(SHORT TASK) Extract and list every line that contains the word "Almanya".

--- Start of WORKING DATA ---

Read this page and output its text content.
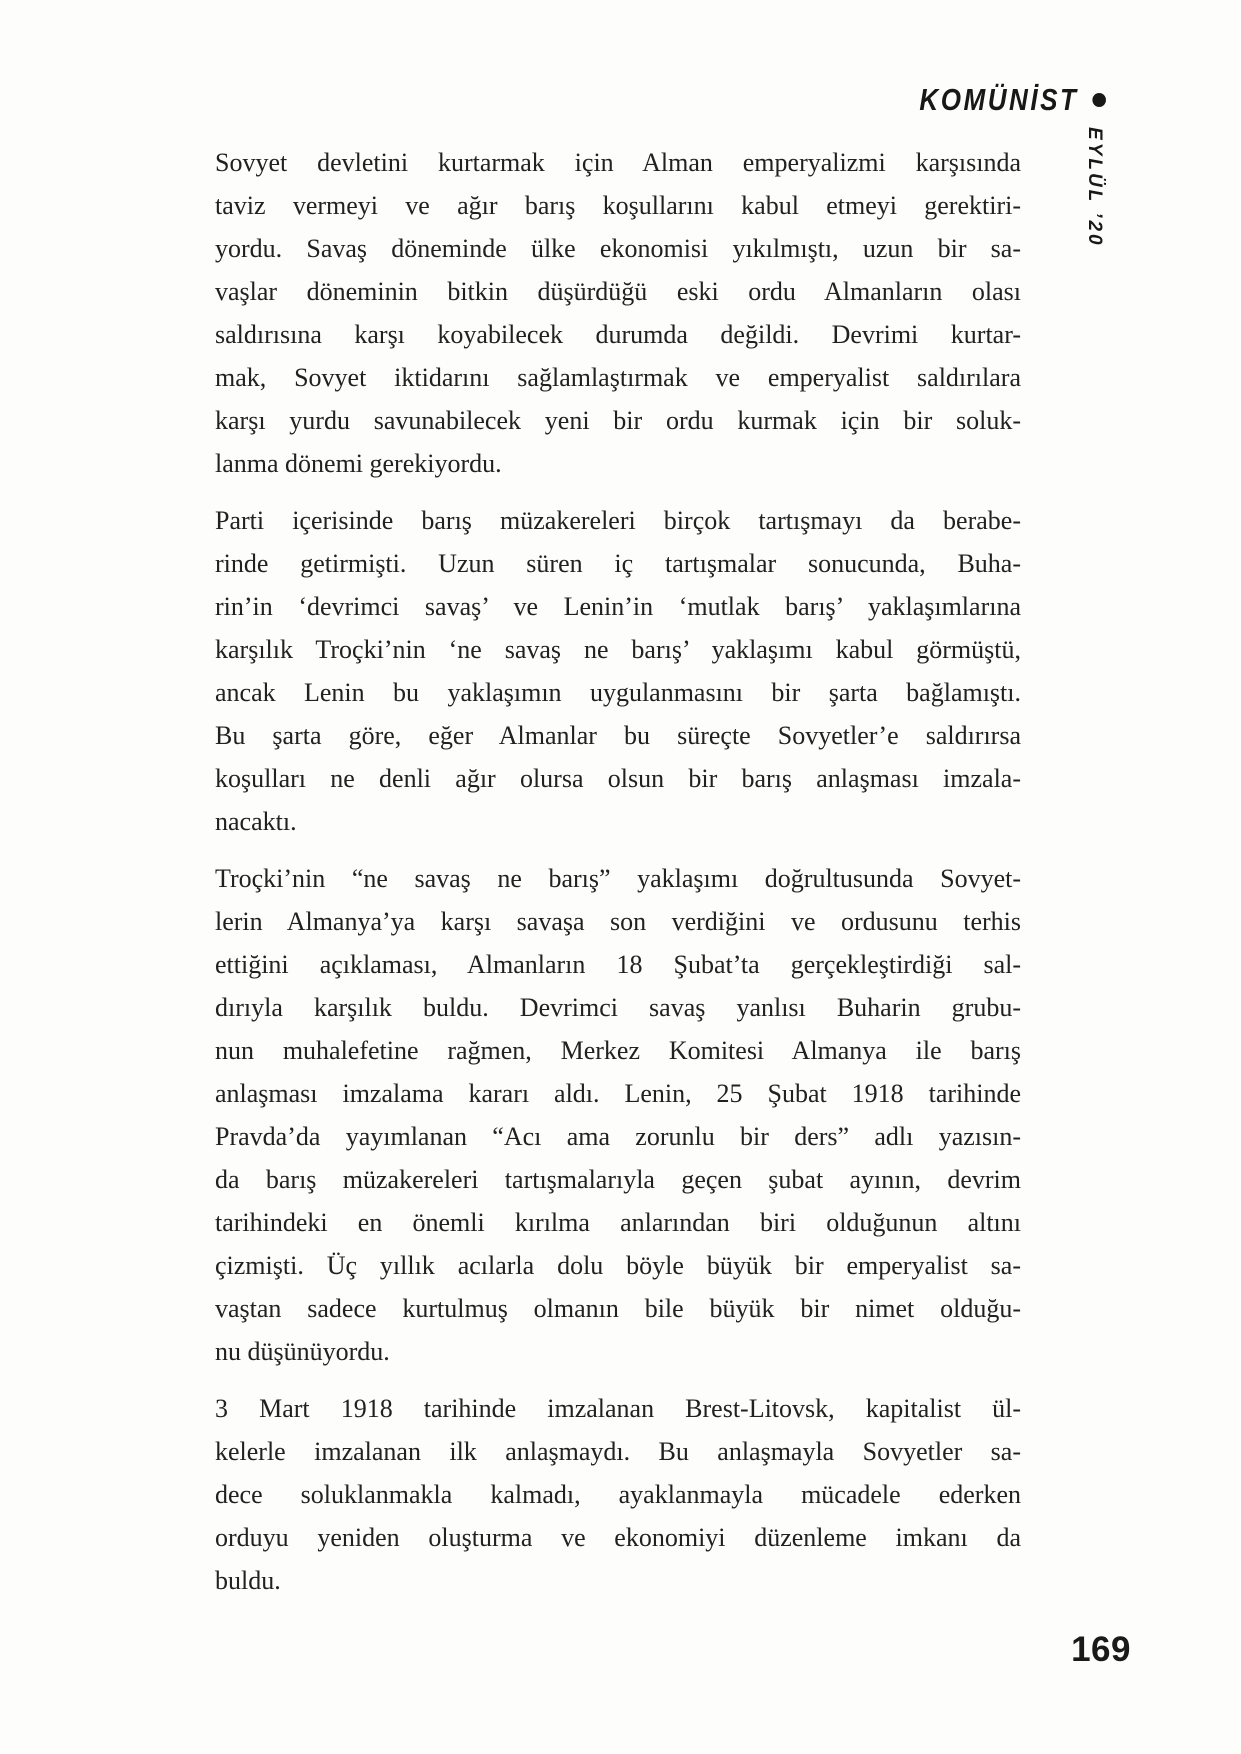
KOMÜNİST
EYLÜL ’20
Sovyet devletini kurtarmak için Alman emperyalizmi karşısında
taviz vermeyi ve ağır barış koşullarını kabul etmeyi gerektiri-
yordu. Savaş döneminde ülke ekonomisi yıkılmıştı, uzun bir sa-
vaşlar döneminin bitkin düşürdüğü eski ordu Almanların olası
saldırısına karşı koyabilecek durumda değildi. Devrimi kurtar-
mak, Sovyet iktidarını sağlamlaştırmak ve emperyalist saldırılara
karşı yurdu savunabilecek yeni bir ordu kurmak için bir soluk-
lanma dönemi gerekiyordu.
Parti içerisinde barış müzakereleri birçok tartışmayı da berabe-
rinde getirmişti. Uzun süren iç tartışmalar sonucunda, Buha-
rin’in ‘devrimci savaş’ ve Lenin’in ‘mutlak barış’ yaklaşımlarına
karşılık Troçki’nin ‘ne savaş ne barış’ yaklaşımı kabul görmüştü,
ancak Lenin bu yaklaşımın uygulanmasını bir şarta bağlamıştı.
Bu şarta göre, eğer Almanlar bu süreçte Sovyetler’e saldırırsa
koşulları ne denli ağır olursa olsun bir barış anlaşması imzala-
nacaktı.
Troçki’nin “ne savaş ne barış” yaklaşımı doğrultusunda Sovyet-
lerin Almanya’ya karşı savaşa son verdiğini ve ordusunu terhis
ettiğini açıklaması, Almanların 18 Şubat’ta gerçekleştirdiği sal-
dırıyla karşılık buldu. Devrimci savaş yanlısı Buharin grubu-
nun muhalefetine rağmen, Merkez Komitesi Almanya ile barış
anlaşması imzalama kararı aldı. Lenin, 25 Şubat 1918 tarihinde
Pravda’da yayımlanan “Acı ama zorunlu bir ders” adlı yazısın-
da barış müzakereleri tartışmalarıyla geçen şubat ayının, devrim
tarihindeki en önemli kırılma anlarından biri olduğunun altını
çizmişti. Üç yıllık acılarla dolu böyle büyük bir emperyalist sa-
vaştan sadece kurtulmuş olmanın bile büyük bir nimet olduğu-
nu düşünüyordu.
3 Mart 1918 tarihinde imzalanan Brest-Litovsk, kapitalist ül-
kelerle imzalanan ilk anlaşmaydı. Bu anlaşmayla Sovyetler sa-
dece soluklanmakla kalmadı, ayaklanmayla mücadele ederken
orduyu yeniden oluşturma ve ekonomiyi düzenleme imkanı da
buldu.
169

--- End of WORKING DATA ---
--- Start of WORKING DATA ---

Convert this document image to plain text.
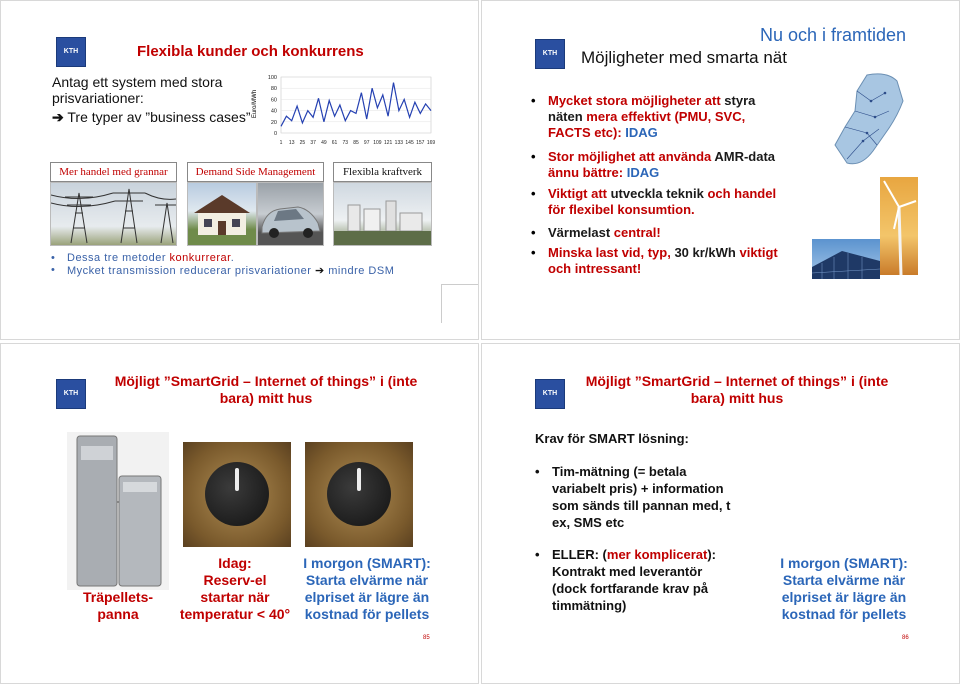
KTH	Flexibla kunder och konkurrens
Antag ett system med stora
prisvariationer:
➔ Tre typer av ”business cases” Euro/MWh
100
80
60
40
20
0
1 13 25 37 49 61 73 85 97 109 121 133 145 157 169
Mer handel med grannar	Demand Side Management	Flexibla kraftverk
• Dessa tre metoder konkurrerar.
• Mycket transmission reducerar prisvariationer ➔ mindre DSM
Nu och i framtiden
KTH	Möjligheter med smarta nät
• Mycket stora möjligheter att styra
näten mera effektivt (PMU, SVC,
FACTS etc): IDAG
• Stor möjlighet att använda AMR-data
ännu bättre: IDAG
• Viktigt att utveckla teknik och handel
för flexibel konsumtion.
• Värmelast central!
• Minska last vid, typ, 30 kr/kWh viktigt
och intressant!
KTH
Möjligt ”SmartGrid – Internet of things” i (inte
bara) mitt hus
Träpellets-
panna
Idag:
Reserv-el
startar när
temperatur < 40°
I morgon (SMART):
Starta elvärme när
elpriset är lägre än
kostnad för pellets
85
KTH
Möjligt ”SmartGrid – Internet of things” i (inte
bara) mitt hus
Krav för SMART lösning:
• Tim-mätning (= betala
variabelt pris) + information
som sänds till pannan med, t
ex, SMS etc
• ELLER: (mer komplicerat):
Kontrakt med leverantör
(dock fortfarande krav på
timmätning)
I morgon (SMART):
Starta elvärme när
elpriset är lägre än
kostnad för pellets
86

--- End of WORKING DATA ---
--- Start of WORKING DATA ---

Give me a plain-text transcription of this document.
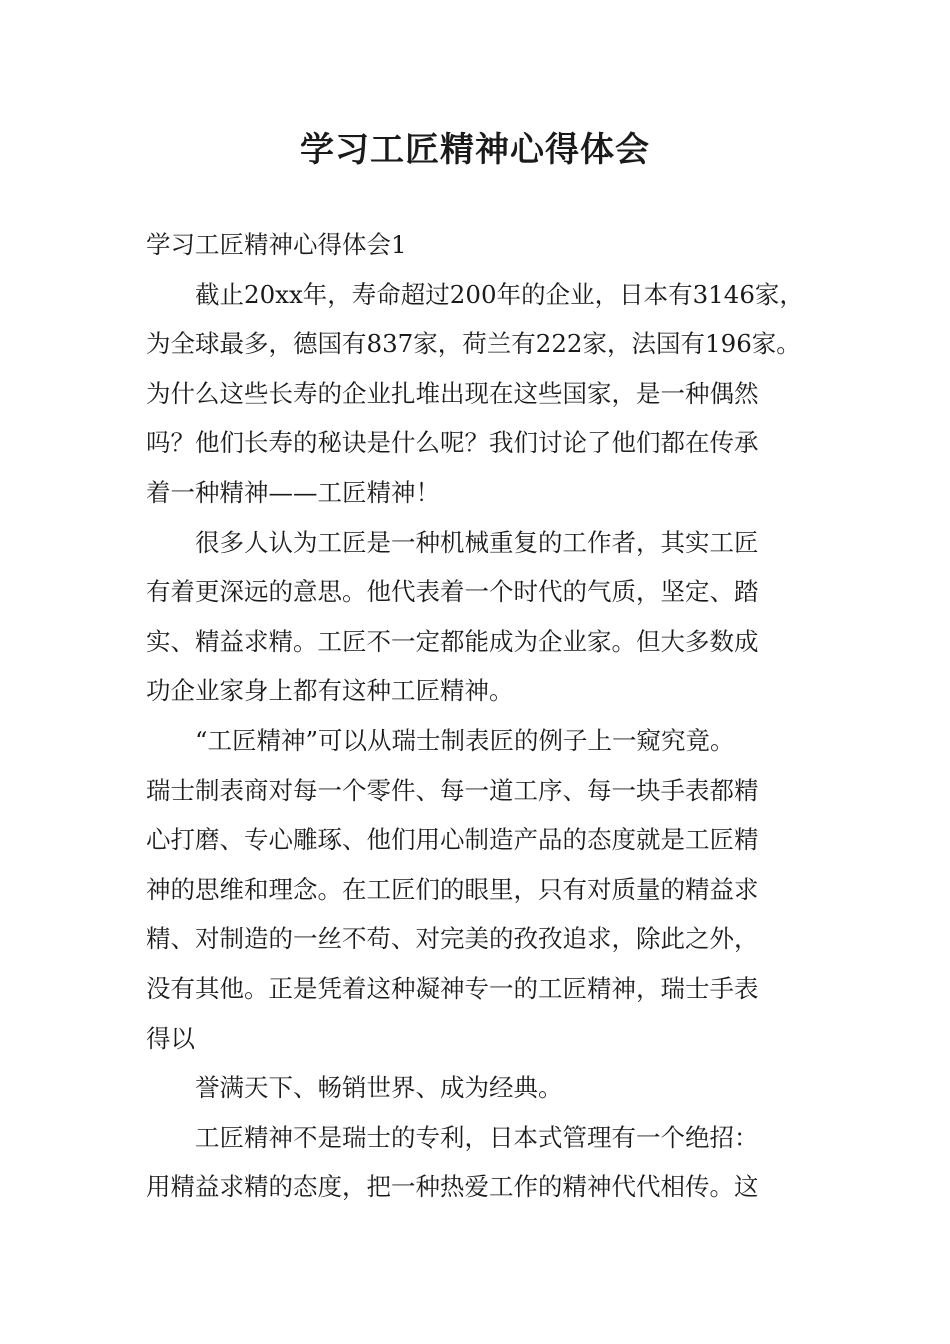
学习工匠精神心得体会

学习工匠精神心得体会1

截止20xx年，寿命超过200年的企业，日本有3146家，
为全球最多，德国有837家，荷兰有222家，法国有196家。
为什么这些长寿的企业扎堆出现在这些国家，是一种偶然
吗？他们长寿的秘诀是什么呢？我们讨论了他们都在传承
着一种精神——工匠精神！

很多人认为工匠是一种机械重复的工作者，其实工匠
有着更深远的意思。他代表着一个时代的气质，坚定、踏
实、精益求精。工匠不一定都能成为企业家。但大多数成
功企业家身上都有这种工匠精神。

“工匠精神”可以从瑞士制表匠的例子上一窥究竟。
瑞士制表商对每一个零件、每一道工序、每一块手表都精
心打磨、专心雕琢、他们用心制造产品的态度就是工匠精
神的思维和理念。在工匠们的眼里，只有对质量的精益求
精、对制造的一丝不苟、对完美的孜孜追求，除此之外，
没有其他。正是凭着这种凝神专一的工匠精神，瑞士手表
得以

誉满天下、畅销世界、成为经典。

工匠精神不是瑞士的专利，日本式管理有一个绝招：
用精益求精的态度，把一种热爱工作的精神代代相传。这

--- End of WORKING DATA ---

(WORKED ANSWER)
lerin Almanya’ya karşı savaşa son verdiğini ve ordusunu terhis
nun muhalefetine rağmen, Merkez Komitesi Almanya ile barış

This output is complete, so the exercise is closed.